**What you need to do:**
Copy down every line where the string "在讨论解决实际问题的过程中培养学生提出问题和解决问题的意识和能力" shows up.
━━━
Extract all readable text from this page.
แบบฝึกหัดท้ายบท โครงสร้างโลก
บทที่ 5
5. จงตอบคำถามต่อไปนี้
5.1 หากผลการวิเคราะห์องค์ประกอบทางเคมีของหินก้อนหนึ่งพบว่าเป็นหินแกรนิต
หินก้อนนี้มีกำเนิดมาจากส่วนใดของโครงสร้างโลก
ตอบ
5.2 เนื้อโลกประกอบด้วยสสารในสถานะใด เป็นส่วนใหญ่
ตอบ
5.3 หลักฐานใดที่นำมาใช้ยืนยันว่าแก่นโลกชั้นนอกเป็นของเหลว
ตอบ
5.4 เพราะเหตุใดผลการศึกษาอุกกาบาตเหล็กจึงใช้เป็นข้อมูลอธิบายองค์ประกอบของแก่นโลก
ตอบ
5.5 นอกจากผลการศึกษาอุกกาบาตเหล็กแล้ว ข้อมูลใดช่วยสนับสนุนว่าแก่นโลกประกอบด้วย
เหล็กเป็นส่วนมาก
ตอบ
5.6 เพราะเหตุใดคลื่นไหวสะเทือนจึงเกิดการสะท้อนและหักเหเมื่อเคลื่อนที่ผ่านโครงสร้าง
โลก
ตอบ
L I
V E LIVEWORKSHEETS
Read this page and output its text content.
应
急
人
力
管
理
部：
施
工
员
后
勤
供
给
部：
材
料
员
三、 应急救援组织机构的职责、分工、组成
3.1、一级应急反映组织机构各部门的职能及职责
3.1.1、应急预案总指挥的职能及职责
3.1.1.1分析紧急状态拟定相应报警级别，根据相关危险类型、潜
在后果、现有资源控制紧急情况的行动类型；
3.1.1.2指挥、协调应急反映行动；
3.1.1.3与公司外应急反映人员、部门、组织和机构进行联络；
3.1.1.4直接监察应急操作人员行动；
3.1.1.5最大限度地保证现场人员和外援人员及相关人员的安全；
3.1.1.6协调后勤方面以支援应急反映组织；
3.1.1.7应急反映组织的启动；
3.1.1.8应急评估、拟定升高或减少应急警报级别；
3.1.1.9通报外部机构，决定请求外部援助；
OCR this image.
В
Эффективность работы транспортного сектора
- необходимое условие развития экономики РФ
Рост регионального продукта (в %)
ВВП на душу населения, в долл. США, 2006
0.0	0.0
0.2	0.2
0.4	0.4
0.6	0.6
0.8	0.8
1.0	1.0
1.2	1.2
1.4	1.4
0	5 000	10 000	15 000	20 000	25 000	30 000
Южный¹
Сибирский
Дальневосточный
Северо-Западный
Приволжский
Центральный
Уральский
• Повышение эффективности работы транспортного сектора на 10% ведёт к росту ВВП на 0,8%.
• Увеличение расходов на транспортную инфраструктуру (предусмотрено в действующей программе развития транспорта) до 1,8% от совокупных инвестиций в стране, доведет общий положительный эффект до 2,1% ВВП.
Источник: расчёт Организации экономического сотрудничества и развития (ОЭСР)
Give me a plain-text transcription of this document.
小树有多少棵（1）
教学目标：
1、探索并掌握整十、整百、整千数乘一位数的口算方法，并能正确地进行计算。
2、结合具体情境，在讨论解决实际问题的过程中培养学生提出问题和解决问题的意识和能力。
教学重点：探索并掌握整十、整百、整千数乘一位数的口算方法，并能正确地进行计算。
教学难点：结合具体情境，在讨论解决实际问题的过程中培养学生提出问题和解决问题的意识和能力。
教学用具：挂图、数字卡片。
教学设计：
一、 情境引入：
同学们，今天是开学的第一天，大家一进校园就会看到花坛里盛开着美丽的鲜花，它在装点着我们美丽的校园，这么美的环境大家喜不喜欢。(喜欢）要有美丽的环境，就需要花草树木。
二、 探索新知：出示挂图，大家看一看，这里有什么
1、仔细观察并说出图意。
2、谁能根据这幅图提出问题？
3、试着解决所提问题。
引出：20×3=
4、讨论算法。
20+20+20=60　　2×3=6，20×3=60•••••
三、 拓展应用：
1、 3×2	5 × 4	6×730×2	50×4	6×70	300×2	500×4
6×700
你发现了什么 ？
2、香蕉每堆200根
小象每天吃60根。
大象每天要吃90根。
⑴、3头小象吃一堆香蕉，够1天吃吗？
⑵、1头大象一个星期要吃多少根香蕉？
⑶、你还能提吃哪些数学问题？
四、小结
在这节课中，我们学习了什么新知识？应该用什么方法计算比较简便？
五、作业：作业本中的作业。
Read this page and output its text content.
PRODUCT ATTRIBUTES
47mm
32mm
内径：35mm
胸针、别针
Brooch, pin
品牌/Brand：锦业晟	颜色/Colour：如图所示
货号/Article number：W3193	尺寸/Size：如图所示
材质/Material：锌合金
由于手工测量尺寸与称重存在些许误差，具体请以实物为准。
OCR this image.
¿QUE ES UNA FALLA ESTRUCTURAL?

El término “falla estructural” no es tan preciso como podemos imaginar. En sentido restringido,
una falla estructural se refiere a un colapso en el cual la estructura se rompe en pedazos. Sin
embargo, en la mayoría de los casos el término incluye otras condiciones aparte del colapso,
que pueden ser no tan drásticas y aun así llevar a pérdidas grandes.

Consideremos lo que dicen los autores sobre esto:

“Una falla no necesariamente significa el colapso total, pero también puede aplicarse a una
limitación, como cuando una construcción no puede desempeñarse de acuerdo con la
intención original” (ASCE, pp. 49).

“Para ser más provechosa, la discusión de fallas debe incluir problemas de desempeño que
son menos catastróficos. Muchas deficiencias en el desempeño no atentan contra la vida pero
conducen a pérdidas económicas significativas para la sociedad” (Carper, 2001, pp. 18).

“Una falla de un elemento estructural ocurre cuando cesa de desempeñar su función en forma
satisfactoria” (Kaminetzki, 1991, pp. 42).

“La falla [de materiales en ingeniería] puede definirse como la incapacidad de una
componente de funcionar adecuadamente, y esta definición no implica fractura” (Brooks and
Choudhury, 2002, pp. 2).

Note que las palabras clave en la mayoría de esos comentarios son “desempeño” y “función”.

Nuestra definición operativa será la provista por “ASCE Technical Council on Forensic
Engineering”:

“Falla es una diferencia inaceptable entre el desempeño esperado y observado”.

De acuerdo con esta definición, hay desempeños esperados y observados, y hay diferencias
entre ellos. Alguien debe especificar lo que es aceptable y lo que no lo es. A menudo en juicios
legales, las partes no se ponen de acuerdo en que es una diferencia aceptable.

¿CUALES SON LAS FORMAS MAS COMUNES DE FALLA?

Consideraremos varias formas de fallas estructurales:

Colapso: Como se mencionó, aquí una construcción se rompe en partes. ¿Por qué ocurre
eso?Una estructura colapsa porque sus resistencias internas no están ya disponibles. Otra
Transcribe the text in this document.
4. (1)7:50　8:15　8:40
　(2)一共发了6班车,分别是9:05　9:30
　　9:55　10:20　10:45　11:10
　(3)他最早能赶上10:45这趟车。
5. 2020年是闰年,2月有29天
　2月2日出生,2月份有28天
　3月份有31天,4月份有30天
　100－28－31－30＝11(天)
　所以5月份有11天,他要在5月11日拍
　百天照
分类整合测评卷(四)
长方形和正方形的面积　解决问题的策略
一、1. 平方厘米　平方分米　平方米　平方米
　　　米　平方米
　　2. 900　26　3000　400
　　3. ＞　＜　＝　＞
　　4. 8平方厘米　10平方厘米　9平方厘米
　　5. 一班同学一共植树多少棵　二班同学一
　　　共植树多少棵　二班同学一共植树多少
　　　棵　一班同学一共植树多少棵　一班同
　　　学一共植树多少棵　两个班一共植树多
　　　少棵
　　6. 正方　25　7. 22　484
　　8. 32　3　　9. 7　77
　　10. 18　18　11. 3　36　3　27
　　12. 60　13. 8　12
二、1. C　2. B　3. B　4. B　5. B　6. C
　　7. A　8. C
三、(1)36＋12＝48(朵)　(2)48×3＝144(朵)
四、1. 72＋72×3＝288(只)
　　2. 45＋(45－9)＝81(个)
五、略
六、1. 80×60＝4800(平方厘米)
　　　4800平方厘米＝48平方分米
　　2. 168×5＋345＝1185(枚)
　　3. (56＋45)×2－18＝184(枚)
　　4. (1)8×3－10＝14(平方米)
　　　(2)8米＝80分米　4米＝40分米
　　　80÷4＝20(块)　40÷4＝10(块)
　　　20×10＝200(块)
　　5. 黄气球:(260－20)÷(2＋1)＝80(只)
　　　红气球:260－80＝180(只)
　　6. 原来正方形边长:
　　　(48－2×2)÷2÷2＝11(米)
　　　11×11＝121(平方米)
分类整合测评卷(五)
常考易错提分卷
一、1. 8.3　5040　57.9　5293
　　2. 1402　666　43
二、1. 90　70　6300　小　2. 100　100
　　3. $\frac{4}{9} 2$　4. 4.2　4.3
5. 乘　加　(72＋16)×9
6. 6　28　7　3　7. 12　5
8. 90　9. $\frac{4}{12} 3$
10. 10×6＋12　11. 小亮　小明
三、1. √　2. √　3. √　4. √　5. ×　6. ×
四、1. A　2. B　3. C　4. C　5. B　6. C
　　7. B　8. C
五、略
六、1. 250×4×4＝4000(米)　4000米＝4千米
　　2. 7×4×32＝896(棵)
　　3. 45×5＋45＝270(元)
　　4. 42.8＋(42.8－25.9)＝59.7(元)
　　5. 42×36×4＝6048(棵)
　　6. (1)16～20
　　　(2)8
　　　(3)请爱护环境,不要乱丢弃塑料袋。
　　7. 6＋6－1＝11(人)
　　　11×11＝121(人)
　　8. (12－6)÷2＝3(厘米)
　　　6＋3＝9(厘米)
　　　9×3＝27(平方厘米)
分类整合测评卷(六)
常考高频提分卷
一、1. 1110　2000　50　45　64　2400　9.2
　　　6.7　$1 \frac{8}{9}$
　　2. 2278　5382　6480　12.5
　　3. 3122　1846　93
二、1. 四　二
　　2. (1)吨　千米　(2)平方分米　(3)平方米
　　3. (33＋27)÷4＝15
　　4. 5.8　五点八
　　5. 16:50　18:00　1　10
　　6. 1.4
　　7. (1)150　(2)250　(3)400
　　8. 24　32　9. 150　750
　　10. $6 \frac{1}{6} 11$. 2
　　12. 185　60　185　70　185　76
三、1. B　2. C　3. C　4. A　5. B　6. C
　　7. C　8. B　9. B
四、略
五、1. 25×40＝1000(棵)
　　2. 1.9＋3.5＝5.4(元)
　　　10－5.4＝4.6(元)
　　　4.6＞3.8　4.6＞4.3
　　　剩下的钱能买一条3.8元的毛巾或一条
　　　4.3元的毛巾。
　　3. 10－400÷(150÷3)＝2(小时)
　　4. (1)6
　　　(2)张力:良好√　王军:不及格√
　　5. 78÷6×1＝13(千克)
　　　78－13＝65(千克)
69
━━━
**Result:**
2、结合具体情境，在讨论解决实际问题的过程中培养学生提出问题和解决问题的意识和能力。
教学难点：结合具体情境，在讨论解决实际问题的过程中培养学生提出问题和解决问题的意识和能力。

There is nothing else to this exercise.